§ **Annotated element entries**
## begin

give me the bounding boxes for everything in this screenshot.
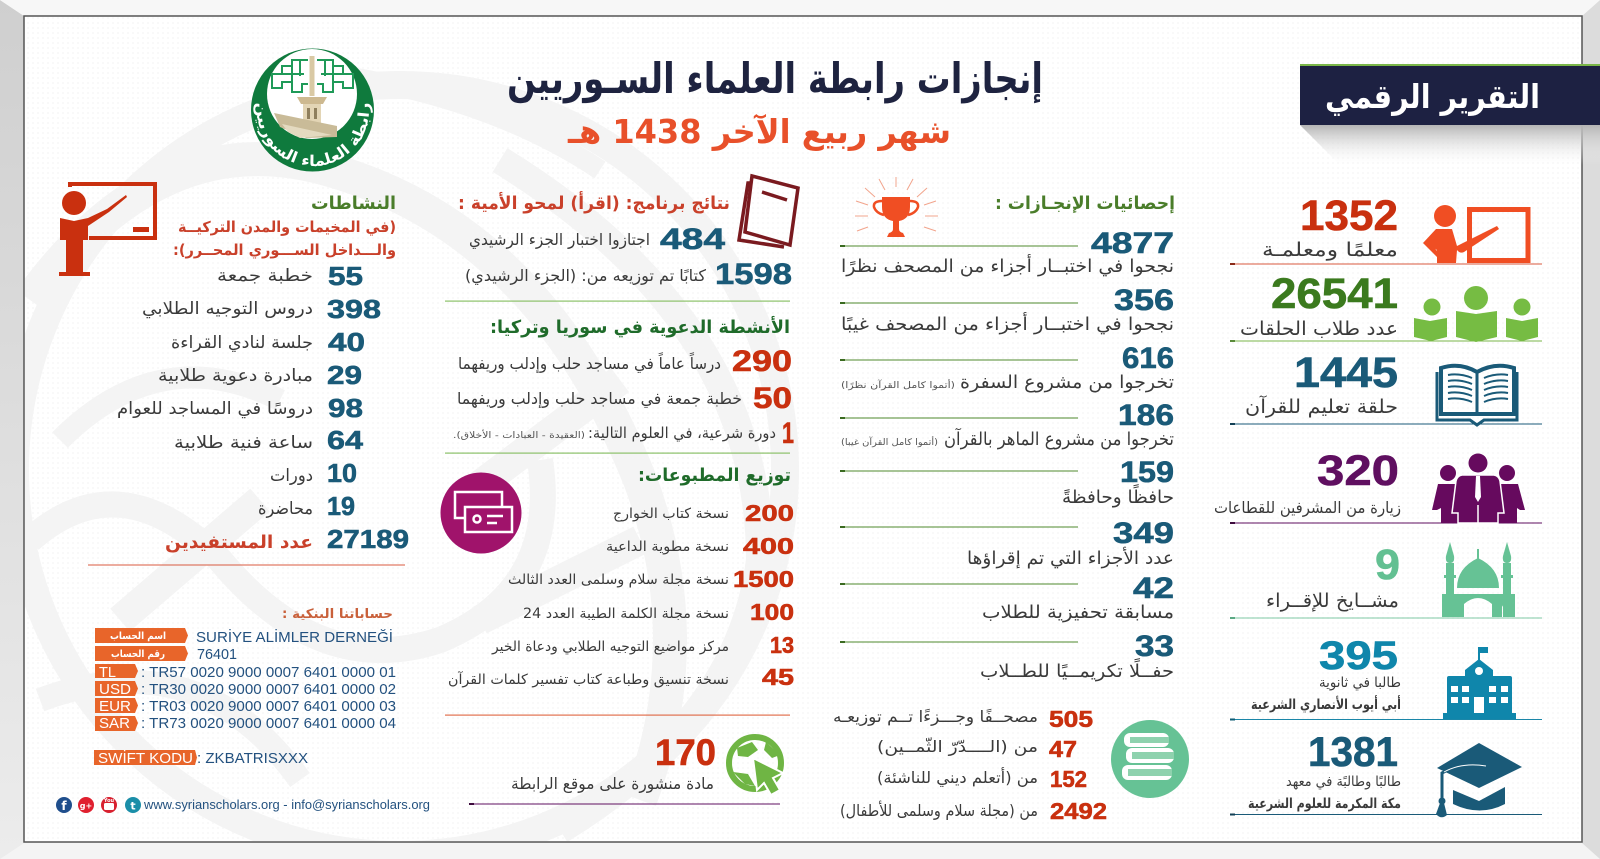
IBAN SAR: : TR73 0020 9000 0007 6401 0000 04 xyxy=(141,715,396,732)
panel: outreach activities xyxy=(445,316,794,454)
IBAN EUR: : TR03 0020 9000 0007 6401 0000 03 xyxy=(141,698,396,715)
row 400 xyxy=(606,533,794,559)
icon: google plus xyxy=(78,797,94,813)
row 2492: 2492 xyxy=(1050,798,1107,824)
row 1598 xyxy=(465,258,792,291)
row 45 xyxy=(448,664,794,690)
IBAN TL: : TR57 0020 9000 0007 6401 0000 01 xyxy=(141,664,396,681)
row 2492 xyxy=(840,798,1107,824)
row 186: 186 xyxy=(1118,399,1174,432)
row 10: 10 xyxy=(327,458,357,488)
panel: key figures (right column) xyxy=(1214,192,1542,817)
row 290: 290 xyxy=(732,345,792,378)
stat: institute students: طالبًا وطالبًة في معهد xyxy=(1286,774,1401,790)
panel: website articles: مادة منشورة على موقع الرابطة xyxy=(511,774,714,794)
row 42 xyxy=(840,572,1174,623)
row 4877: نجحوا في اختبــار أجزاء من المصحف نظرًا xyxy=(841,254,1174,277)
row 1: دورة شرعية، في العلوم التالية: xyxy=(588,424,776,443)
row 45: نسخة تنسيق وطباعة كتاب تفسير كلمات القرآن xyxy=(448,671,729,688)
row 29: 29 xyxy=(327,360,362,390)
row 1500 xyxy=(508,566,794,592)
IBAN EUR: EUR xyxy=(99,698,131,715)
stat: teachers: 1352 xyxy=(1300,192,1398,240)
icon: cards xyxy=(440,472,522,554)
row 4877: 4877 xyxy=(1091,227,1174,260)
row 349: 349 xyxy=(1113,517,1174,550)
heading: نتائج برنامج: (اقرأ) لمحو الأمية : xyxy=(458,191,730,214)
row 98 xyxy=(117,393,363,423)
icon: twitter: t xyxy=(130,800,136,812)
row 55: خطبة جمعة xyxy=(217,266,313,286)
panel: literacy program results xyxy=(445,176,798,302)
stat: Quran circles xyxy=(1230,349,1542,425)
account name value: SURİYE ALİMLER DERNEĞİ xyxy=(196,628,393,646)
badge: account name xyxy=(95,628,188,643)
icon: youtube xyxy=(101,797,117,813)
row 200: 200 xyxy=(745,500,794,526)
row 100: نسخة مجلة الكلمة الطيبة العدد 24 xyxy=(523,606,729,622)
icon: facebook xyxy=(56,797,72,813)
row 484 xyxy=(469,223,725,256)
banner: digital report xyxy=(1300,64,1600,165)
badge: account number: رقم الحساب xyxy=(111,649,165,660)
row 349: عدد الأجزاء التي تم إقراؤها xyxy=(967,547,1174,569)
row 29: مبادرة دعوية طلابية xyxy=(158,366,313,386)
row 10: دورات xyxy=(270,466,313,486)
panel: activities xyxy=(59,182,409,566)
row 13: 13 xyxy=(770,632,794,658)
row 1598: كتابًا تم توزيعه من: (الجزء الرشيدي) xyxy=(465,266,706,286)
stat: students: عدد طلاب الحلقات xyxy=(1240,318,1398,340)
row 349 xyxy=(840,517,1174,569)
row 98: دروسًا في المساجد للعوام xyxy=(117,399,313,419)
row 290 xyxy=(458,345,792,378)
row 616: 616 xyxy=(1122,342,1174,375)
row 1500: نسخة مجلة سلام وسلمى العدد الثالث xyxy=(508,572,729,588)
IBAN USD: USD xyxy=(99,681,131,698)
heading: إحصائيات الإنجـازات : xyxy=(995,193,1175,214)
icon: readers xyxy=(1414,286,1538,342)
row 33: 33 xyxy=(1135,630,1174,663)
row 186: (أتموا كامل القرآن غيبا) xyxy=(841,436,938,448)
row 50: خطبة جمعة في مساجد حلب وإدلب وريفهما xyxy=(457,389,742,409)
row 47: 47 xyxy=(1049,736,1077,762)
SWIFT code: : ZKBATRISXXX xyxy=(197,750,308,767)
row 27189 beneficiaries: 27189 xyxy=(327,524,409,554)
icon: facebook: f xyxy=(61,799,67,813)
banner: digital report: التقرير الرقمي xyxy=(1325,77,1540,117)
row 10 xyxy=(270,458,357,488)
row 100 xyxy=(523,599,794,625)
row 186: تخرجوا من مشروع الماهر بالقرآن xyxy=(944,427,1174,450)
heading: توزيع المطبوعات: xyxy=(638,465,791,486)
icon: twitter xyxy=(125,797,141,813)
icon: youtube: You xyxy=(103,798,115,804)
row 42: 42 xyxy=(1133,572,1174,605)
stat: high school students: 395 xyxy=(1319,634,1398,678)
stat: sheikhs: مشــايخ للإقــراء xyxy=(1266,590,1399,612)
icon: school xyxy=(1443,647,1516,719)
row 356: نجحوا في اختبــار أجزاء من المصحف غيبًا xyxy=(841,312,1174,335)
row 356: 356 xyxy=(1114,284,1174,317)
row 64: 64 xyxy=(327,425,364,455)
row 1: (العقيدة - العبادات - الأخلاق). xyxy=(453,429,585,441)
row 398: 398 xyxy=(327,294,381,324)
row 484: 484 xyxy=(660,223,725,256)
IBAN SAR: SAR xyxy=(99,715,130,732)
row 400: نسخة مطوية الداعية xyxy=(606,539,729,555)
panel: bank accounts xyxy=(94,607,396,767)
row 13 xyxy=(491,632,794,658)
row 200 xyxy=(613,500,794,526)
row 1: 1 xyxy=(782,417,794,450)
panel: website articles: 170 xyxy=(655,732,716,773)
row 4877 xyxy=(840,227,1174,277)
row 19: 19 xyxy=(327,491,355,521)
row 47 xyxy=(877,736,1077,762)
row 33 xyxy=(840,630,1174,682)
icon: teacher at board xyxy=(1423,205,1530,263)
row 55 xyxy=(217,261,363,291)
stat: students xyxy=(1230,270,1542,342)
row 50 xyxy=(457,382,792,415)
row 42: مسابقة تحفيزية للطلاب xyxy=(982,602,1174,623)
stat: Quran circles: حلقة تعليم للقرآن xyxy=(1245,394,1398,418)
stat: high school students: طالبا في ثانوية xyxy=(1319,675,1401,691)
row 64: ساعة فنية طلابية xyxy=(174,433,313,453)
title: إنجازات رابطة العلماء السـوريين xyxy=(507,54,1043,104)
panel: website articles xyxy=(469,732,780,805)
row 290: درساً عاماً في مساجد حلب وإدلب وريفهما xyxy=(458,351,721,374)
row 40 xyxy=(171,327,365,357)
stat: students: 26541 xyxy=(1271,270,1398,318)
stat: teachers xyxy=(1230,192,1542,265)
watermark xyxy=(15,70,785,855)
icon: open book xyxy=(1437,366,1517,425)
row 33: حفــلًا تكريمــيًا للطــلاب xyxy=(980,658,1174,682)
icon: graduation cap xyxy=(1436,743,1522,817)
panel: Quran distribution xyxy=(833,706,1189,824)
subtitle: شهر ربيع الآخر 1438 هـ xyxy=(567,112,951,152)
row 159 xyxy=(840,456,1174,508)
row 616: تخرجوا من مشروع السفرة xyxy=(960,372,1174,393)
stat: supervisor visits xyxy=(1214,447,1542,524)
icon: google plus: g+ xyxy=(80,802,92,810)
heading: الأنشطة الدعوية في سوريا وتركيا: xyxy=(490,316,790,338)
row 27189 beneficiaries: عدد المستفيدين xyxy=(165,532,313,553)
row 40: 40 xyxy=(328,327,365,357)
row 98: 98 xyxy=(328,393,363,423)
subheading: (في المخيمات والمدن التركيــة xyxy=(178,218,396,236)
row 2492: من (مجلة سلام وسلمى للأطفال) xyxy=(840,800,1038,821)
row 13: مركز مواضيع التوجيه الطلابي ودعاة الخير xyxy=(491,639,729,655)
row 47: من (الــــدّرّ الثّمــين) xyxy=(877,736,1038,757)
badge: account name: اسم الحساب xyxy=(110,631,166,642)
subheading line 2: والـــداخل الســـوري المحــرر): xyxy=(173,241,396,260)
stat: sheikhs xyxy=(1230,541,1542,619)
stat: institute students: 1381 xyxy=(1308,728,1398,775)
stat: Quran circles: 1445 xyxy=(1294,349,1398,397)
row 159: حافظًا وحافظةً xyxy=(1062,484,1174,508)
row 40: جلسة لنادي القراءة xyxy=(171,333,313,353)
stat: high school students xyxy=(1230,634,1542,720)
row 505 xyxy=(833,706,1093,732)
row 159: 159 xyxy=(1120,456,1174,489)
row 152 xyxy=(877,766,1087,792)
heading: حساباتنا البنكية : xyxy=(282,607,393,622)
row 19: محاضرة xyxy=(258,499,313,519)
row 356 xyxy=(840,284,1174,335)
icon: trophy xyxy=(855,177,938,237)
icon: teacher with pointer xyxy=(59,182,157,276)
row 484: اجتازوا اختبار الجزء الرشيدي xyxy=(469,230,650,250)
row 27189 beneficiaries xyxy=(165,524,409,554)
SWIFT code xyxy=(94,749,308,767)
social icons and contact xyxy=(56,797,430,813)
stat: supervisor visits: زيارة من المشرفين للقطاعات xyxy=(1214,498,1401,518)
row 398 xyxy=(142,294,381,324)
row 398: دروس التوجيه الطلابي xyxy=(142,299,313,319)
row 45: 45 xyxy=(762,664,794,690)
row 152: 152 xyxy=(1050,766,1087,792)
icon: group of people xyxy=(1432,454,1525,523)
SWIFT code: SWİFT KODU xyxy=(98,749,193,767)
heading: النشاطات xyxy=(311,193,396,214)
icon: globe with cursor xyxy=(729,737,783,795)
stat: supervisor visits: 320 xyxy=(1317,447,1399,495)
row 1 xyxy=(453,417,794,450)
IBAN TL: TL xyxy=(99,664,116,681)
row 50: 50 xyxy=(753,382,792,415)
stat: teachers: معلمًا ومعلمـة xyxy=(1262,239,1398,261)
row 186 xyxy=(840,399,1174,450)
panel: printed materials xyxy=(440,465,794,716)
panel: achievements statistics xyxy=(840,177,1175,682)
icon: notebook xyxy=(739,176,798,247)
stat: high school students: أبي أيوب الأنصاري الشرعية xyxy=(1251,695,1401,714)
IBAN USD: : TR30 0020 9000 0007 6401 0000 02 xyxy=(141,681,396,698)
row 152: من (أتعلم ديني للناشئة) xyxy=(877,767,1038,788)
row 1500: 1500 xyxy=(733,566,794,592)
row 100: 100 xyxy=(750,599,794,625)
contact text: www.syrianscholars.org - info@syrianscholars.org xyxy=(143,797,430,812)
row 55: 55 xyxy=(328,261,363,291)
minaret and roof xyxy=(274,56,337,138)
stat: institute students: مكة المكرمة للعلوم الشرعية xyxy=(1248,796,1401,812)
account number value: 76401 xyxy=(197,646,237,663)
tree xyxy=(272,60,353,92)
row 616: (أتموا كامل القرآن نظرًا) xyxy=(841,379,955,391)
row 505: 505 xyxy=(1049,706,1093,732)
icon: stack of books xyxy=(1111,720,1189,798)
row 505: مصحــفًا وجـــزءًا تــم توزيعـه xyxy=(833,707,1038,727)
row 1598: 1598 xyxy=(715,258,792,291)
stat: institute students xyxy=(1230,728,1542,816)
logo calligraphy: رابطة العلماء السوريين xyxy=(253,104,373,166)
row 400: 400 xyxy=(743,533,794,559)
row 616 xyxy=(840,342,1174,393)
row 64 xyxy=(174,425,364,455)
badge: account number xyxy=(95,646,188,661)
logo xyxy=(251,48,374,172)
row 19 xyxy=(258,491,355,521)
icon: mosque xyxy=(1442,542,1515,617)
row 200: نسخة كتاب الخوارج xyxy=(613,506,729,522)
stat: sheikhs: 9 xyxy=(1375,541,1400,589)
row 29 xyxy=(158,360,362,390)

## end

§ **What is required**
In the material, rewrite the lines from the one containing "IBAN SAR: : TR73" through the one containing "icon: google plus xyxy=(78,797,94,813)", inclusive, swapping "panel" for "section" and leaving everything else unchanged.

§ **Result**
IBAN SAR: : TR73 0020 9000 0007 6401 0000 04 xyxy=(141,715,396,732)
section: outreach activities xyxy=(445,316,794,454)
IBAN EUR: : TR03 0020 9000 0007 6401 0000 03 xyxy=(141,698,396,715)
row 400 xyxy=(606,533,794,559)
icon: google plus xyxy=(78,797,94,813)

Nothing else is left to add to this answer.